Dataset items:
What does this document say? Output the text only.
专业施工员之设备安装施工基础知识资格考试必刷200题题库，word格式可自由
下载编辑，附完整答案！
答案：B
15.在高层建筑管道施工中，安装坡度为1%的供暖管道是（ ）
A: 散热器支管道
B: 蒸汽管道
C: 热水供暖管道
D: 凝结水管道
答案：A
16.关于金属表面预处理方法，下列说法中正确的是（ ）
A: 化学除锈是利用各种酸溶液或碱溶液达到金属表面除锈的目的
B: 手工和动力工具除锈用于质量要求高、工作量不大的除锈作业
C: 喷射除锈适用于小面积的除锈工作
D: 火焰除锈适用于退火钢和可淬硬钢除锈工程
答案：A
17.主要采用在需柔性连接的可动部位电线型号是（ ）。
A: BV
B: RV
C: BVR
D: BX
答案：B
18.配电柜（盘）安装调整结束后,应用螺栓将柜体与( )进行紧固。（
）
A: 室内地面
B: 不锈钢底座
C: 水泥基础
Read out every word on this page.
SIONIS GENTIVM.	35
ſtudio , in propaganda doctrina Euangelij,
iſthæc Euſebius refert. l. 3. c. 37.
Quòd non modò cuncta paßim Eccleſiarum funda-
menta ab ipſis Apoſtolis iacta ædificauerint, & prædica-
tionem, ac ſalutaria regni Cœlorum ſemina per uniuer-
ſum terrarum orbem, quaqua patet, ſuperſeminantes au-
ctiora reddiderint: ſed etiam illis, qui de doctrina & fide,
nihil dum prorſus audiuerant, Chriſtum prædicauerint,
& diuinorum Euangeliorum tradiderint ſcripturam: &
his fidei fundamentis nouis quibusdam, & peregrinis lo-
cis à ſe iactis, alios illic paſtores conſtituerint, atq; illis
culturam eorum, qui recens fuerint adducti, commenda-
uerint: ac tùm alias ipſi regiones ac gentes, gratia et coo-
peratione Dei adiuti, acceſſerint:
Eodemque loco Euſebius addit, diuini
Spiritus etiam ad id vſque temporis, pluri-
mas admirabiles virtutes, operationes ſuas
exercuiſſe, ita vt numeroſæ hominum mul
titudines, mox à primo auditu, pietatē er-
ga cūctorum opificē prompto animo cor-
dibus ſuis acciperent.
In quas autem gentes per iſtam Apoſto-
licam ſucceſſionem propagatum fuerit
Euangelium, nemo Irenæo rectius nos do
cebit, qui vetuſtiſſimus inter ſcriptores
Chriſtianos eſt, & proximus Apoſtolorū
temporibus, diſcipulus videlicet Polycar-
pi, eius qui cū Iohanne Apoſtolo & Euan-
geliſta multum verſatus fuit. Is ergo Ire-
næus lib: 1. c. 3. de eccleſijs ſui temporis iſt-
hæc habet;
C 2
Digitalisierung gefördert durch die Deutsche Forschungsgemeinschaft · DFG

#### [BRIEF]
Transcribe the whole listing with nothing added or left out.

#### [SOLUTION TO THIS PROBLEM]
What does this document say? Output the text only.
专业施工员之设备安装施工基础知识资格考试必刷200题题库，word格式可自由
下载编辑，附完整答案！
答案：B
15.在高层建筑管道施工中，安装坡度为1%的供暖管道是（ ）
A: 散热器支管道
B: 蒸汽管道
C: 热水供暖管道
D: 凝结水管道
答案：A
16.关于金属表面预处理方法，下列说法中正确的是（ ）
A: 化学除锈是利用各种酸溶液或碱溶液达到金属表面除锈的目的
B: 手工和动力工具除锈用于质量要求高、工作量不大的除锈作业
C: 喷射除锈适用于小面积的除锈工作
D: 火焰除锈适用于退火钢和可淬硬钢除锈工程
答案：A
17.主要采用在需柔性连接的可动部位电线型号是（ ）。
A: BV
B: RV
C: BVR
D: BX
答案：B
18.配电柜（盘）安装调整结束后,应用螺栓将柜体与( )进行紧固。（
）
A: 室内地面
B: 不锈钢底座
C: 水泥基础
Read out every word on this page.
SIONIS GENTIVM.	35
ſtudio , in propaganda doctrina Euangelij,
iſthæc Euſebius refert. l. 3. c. 37.
Quòd non modò cuncta paßim Eccleſiarum funda-
menta ab ipſis Apoſtolis iacta ædificauerint, & prædica-
tionem, ac ſalutaria regni Cœlorum ſemina per uniuer-
ſum terrarum orbem, quaqua patet, ſuperſeminantes au-
ctiora reddiderint: ſed etiam illis, qui de doctrina & fide,
nihil dum prorſus audiuerant, Chriſtum prædicauerint,
& diuinorum Euangeliorum tradiderint ſcripturam: &
his fidei fundamentis nouis quibusdam, & peregrinis lo-
cis à ſe iactis, alios illic paſtores conſtituerint, atq; illis
culturam eorum, qui recens fuerint adducti, commenda-
uerint: ac tùm alias ipſi regiones ac gentes, gratia et coo-
peratione Dei adiuti, acceſſerint:
Eodemque loco Euſebius addit, diuini
Spiritus etiam ad id vſque temporis, pluri-
mas admirabiles virtutes, operationes ſuas
exercuiſſe, ita vt numeroſæ hominum mul
titudines, mox à primo auditu, pietatē er-
ga cūctorum opificē prompto animo cor-
dibus ſuis acciperent.
In quas autem gentes per iſtam Apoſto-
licam ſucceſſionem propagatum fuerit
Euangelium, nemo Irenæo rectius nos do
cebit, qui vetuſtiſſimus inter ſcriptores
Chriſtianos eſt, & proximus Apoſtolorū
temporibus, diſcipulus videlicet Polycar-
pi, eius qui cū Iohanne Apoſtolo & Euan-
geliſta multum verſatus fuit. Is ergo Ire-
næus lib: 1. c. 3. de eccleſijs ſui temporis iſt-
hæc habet;
C 2
Digitalisierung gefördert durch die Deutsche Forschungsgemeinschaft · DFG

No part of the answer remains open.